**Given request:** Do not carry the pictures over; copy every other part of the entries exactly.

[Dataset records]

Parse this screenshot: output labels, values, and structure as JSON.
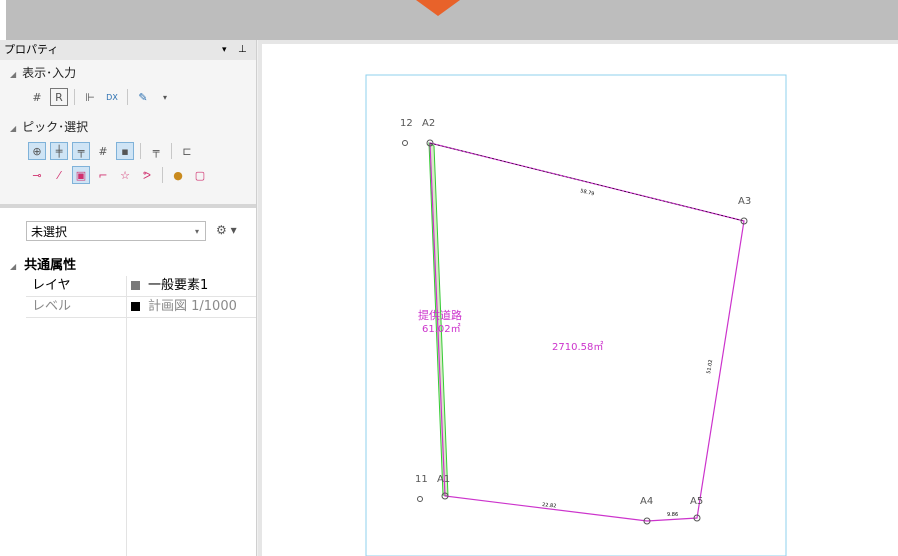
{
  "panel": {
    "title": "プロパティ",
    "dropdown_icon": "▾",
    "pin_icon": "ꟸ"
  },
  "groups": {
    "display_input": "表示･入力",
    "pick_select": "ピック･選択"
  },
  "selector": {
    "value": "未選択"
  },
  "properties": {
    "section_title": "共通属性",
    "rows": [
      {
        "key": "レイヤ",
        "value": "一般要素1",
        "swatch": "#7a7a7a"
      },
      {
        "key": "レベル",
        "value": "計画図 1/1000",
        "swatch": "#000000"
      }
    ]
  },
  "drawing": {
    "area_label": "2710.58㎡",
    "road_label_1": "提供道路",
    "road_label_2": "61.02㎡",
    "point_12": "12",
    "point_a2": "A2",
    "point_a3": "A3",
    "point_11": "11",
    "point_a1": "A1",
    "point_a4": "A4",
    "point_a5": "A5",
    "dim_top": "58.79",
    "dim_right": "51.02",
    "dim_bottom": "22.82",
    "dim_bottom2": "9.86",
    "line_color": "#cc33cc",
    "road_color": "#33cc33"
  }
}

**Result of this task:**
Parse this screenshot: output labels, values, and structure as JSON.
{
  "panel": {
    "title": "プロパティ",
    "dropdown_icon": "▾",
    "pin_icon": "ꟸ"
  },
  "groups": {
    "display_input": "表示･入力",
    "pick_select": "ピック･選択"
  },
  "selector": {
    "value": "未選択"
  },
  "properties": {
    "section_title": "共通属性",
    "rows": [
      {
        "key": "レイヤ",
        "value": "一般要素1",
        "swatch": "#7a7a7a"
      },
      {
        "key": "レベル",
        "value": "計画図 1/1000",
        "swatch": "#000000"
      }
    ]
  },
  "drawing": {
    "area_label": "2710.58㎡",
    "road_label_1": "提供道路",
    "road_label_2": "61.02㎡",
    "point_12": "12",
    "point_a2": "A2",
    "point_a3": "A3",
    "point_11": "11",
    "point_a1": "A1",
    "point_a4": "A4",
    "point_a5": "A5",
    "dim_top": "58.79",
    "dim_right": "51.02",
    "dim_bottom": "22.82",
    "dim_bottom2": "9.86",
    "line_color": "#cc33cc",
    "road_color": "#33cc33"
  }
}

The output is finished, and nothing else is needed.